- _TASK BRIEF_:
Using the material below, work out how many lines contain the word "довжина". Reply with the number and nothing more.

[begin INFORMATION SUPPLIED]

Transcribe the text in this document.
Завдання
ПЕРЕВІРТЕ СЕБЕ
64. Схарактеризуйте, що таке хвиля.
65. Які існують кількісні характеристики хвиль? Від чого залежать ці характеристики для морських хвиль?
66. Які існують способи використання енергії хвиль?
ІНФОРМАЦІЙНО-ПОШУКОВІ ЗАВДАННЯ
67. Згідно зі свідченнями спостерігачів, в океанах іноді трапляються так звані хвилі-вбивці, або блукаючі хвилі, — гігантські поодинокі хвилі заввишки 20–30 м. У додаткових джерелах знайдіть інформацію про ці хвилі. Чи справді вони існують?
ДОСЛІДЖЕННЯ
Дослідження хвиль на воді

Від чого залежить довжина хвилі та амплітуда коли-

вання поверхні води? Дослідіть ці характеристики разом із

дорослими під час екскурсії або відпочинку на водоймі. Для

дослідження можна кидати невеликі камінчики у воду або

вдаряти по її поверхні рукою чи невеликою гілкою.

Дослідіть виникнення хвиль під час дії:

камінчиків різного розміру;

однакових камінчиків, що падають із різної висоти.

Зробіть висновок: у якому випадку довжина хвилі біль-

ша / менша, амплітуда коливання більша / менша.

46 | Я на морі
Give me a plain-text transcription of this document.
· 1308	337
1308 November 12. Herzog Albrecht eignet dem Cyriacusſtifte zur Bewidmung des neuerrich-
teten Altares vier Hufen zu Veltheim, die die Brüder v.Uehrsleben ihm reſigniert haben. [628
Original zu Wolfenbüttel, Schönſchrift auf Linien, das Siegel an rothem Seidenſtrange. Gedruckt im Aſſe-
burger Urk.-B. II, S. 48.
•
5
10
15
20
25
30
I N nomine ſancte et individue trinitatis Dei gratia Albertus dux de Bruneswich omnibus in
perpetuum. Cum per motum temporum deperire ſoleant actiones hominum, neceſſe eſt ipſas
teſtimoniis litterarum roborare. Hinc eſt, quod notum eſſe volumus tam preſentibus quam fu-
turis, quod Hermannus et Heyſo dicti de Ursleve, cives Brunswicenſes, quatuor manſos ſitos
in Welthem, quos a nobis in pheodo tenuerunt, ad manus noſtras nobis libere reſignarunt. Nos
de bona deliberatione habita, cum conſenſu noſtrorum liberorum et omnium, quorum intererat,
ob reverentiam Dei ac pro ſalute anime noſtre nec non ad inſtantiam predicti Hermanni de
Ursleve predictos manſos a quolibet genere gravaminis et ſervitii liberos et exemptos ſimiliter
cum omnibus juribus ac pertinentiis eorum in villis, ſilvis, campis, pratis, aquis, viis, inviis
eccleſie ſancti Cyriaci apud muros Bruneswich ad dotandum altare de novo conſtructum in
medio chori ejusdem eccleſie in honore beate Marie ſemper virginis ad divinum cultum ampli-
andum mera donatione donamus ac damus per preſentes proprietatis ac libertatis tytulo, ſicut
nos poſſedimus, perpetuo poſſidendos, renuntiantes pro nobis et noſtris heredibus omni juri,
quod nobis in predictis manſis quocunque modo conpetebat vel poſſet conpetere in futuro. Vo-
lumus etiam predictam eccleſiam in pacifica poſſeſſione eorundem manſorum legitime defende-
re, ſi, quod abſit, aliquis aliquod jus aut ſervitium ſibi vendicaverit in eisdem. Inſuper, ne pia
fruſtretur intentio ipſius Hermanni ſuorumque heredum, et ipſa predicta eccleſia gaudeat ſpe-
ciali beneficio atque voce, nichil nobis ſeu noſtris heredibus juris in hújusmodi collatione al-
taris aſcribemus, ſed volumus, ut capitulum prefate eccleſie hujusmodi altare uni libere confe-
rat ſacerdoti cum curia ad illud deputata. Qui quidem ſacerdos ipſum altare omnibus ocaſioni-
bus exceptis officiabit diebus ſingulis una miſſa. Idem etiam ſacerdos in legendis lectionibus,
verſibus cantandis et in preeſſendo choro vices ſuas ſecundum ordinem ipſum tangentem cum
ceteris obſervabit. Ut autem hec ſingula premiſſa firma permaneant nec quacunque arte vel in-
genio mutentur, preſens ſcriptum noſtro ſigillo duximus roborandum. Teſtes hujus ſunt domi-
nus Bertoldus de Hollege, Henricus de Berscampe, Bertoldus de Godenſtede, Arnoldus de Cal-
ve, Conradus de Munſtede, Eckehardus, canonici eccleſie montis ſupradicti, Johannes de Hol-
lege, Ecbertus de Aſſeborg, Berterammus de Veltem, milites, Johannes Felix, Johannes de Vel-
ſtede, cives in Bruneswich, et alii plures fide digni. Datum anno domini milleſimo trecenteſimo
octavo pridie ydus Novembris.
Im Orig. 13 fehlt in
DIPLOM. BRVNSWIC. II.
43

[end INFORMATION SUPPLIED]

- _TASK RESULT_:
2